_Task objective:_ Every line of the data must be copied exactly.
-- BEGIN Information given --
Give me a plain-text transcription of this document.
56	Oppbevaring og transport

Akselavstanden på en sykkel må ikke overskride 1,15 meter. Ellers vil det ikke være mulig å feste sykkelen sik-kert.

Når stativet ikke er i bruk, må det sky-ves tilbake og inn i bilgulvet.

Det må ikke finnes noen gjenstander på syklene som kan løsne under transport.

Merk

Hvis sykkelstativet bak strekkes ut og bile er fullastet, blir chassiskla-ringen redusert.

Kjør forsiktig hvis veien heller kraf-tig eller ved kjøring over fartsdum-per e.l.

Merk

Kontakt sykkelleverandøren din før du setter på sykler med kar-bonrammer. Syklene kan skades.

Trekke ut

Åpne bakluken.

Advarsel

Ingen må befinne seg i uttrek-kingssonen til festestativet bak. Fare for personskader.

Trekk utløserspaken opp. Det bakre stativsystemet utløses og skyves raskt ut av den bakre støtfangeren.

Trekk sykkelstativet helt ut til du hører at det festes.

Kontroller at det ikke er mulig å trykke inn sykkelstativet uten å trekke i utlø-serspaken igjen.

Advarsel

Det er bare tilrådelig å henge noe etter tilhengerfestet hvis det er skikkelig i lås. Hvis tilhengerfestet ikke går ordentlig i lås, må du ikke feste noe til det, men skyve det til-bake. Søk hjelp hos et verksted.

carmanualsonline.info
-- END Information given --
_The answer:_
Give me a plain-text transcription of this document.
56	Oppbevaring og transport

Akselavstanden på en sykkel må ikke overskride 1,15 meter. Ellers vil det ikke være mulig å feste sykkelen sik-kert.

Når stativet ikke er i bruk, må det sky-ves tilbake og inn i bilgulvet.

Det må ikke finnes noen gjenstander på syklene som kan løsne under transport.

Merk

Hvis sykkelstativet bak strekkes ut og bile er fullastet, blir chassiskla-ringen redusert.

Kjør forsiktig hvis veien heller kraf-tig eller ved kjøring over fartsdum-per e.l.

Merk

Kontakt sykkelleverandøren din før du setter på sykler med kar-bonrammer. Syklene kan skades.

Trekke ut

Åpne bakluken.

Advarsel

Ingen må befinne seg i uttrek-kingssonen til festestativet bak. Fare for personskader.

Trekk utløserspaken opp. Det bakre stativsystemet utløses og skyves raskt ut av den bakre støtfangeren.

Trekk sykkelstativet helt ut til du hører at det festes.

Kontroller at det ikke er mulig å trykke inn sykkelstativet uten å trekke i utlø-serspaken igjen.

Advarsel

Det er bare tilrådelig å henge noe etter tilhengerfestet hvis det er skikkelig i lås. Hvis tilhengerfestet ikke går ordentlig i lås, må du ikke feste noe til det, men skyve det til-bake. Søk hjelp hos et verksted.

carmanualsonline.info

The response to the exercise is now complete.